• [Exercise description] Your task is to write out the complete listing exactly as it is shown.

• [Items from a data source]
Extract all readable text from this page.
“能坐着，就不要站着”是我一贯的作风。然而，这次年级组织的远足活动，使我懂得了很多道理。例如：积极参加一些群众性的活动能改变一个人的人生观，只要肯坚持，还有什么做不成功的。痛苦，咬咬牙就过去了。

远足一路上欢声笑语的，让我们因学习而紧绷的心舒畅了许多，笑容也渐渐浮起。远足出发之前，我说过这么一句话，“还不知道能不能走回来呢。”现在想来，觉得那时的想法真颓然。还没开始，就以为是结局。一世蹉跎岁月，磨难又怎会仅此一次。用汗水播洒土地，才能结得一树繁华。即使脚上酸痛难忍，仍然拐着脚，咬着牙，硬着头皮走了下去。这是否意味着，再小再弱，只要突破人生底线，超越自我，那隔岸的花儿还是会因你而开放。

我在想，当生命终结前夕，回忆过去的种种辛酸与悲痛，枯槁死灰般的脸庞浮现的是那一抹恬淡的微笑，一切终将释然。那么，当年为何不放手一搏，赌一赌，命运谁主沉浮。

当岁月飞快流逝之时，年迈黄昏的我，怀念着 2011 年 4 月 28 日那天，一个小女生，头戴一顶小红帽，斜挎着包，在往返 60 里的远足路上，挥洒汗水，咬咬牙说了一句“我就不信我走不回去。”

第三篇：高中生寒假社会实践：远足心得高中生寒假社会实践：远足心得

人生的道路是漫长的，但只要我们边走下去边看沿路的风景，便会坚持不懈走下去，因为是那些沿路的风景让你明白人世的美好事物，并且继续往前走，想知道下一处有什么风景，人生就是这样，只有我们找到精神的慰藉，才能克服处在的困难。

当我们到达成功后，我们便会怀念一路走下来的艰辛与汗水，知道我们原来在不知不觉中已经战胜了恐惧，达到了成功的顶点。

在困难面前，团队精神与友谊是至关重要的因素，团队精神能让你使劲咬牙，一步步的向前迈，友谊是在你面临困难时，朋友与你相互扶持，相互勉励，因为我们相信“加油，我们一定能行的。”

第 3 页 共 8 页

• [Output below]
Extract all readable text from this page.
“能坐着，就不要站着”是我一贯的作风。然而，这次年级组织的远足活动，使我懂得了很多道理。例如：积极参加一些群众性的活动能改变一个人的人生观，只要肯坚持，还有什么做不成功的。痛苦，咬咬牙就过去了。

远足一路上欢声笑语的，让我们因学习而紧绷的心舒畅了许多，笑容也渐渐浮起。远足出发之前，我说过这么一句话，“还不知道能不能走回来呢。”现在想来，觉得那时的想法真颓然。还没开始，就以为是结局。一世蹉跎岁月，磨难又怎会仅此一次。用汗水播洒土地，才能结得一树繁华。即使脚上酸痛难忍，仍然拐着脚，咬着牙，硬着头皮走了下去。这是否意味着，再小再弱，只要突破人生底线，超越自我，那隔岸的花儿还是会因你而开放。

我在想，当生命终结前夕，回忆过去的种种辛酸与悲痛，枯槁死灰般的脸庞浮现的是那一抹恬淡的微笑，一切终将释然。那么，当年为何不放手一搏，赌一赌，命运谁主沉浮。

当岁月飞快流逝之时，年迈黄昏的我，怀念着 2011 年 4 月 28 日那天，一个小女生，头戴一顶小红帽，斜挎着包，在往返 60 里的远足路上，挥洒汗水，咬咬牙说了一句“我就不信我走不回去。”

第三篇：高中生寒假社会实践：远足心得高中生寒假社会实践：远足心得

人生的道路是漫长的，但只要我们边走下去边看沿路的风景，便会坚持不懈走下去，因为是那些沿路的风景让你明白人世的美好事物，并且继续往前走，想知道下一处有什么风景，人生就是这样，只有我们找到精神的慰藉，才能克服处在的困难。

当我们到达成功后，我们便会怀念一路走下来的艰辛与汗水，知道我们原来在不知不觉中已经战胜了恐惧，达到了成功的顶点。

在困难面前，团队精神与友谊是至关重要的因素，团队精神能让你使劲咬牙，一步步的向前迈，友谊是在你面临困难时，朋友与你相互扶持，相互勉励，因为我们相信“加油，我们一定能行的。”

第 3 页 共 8 页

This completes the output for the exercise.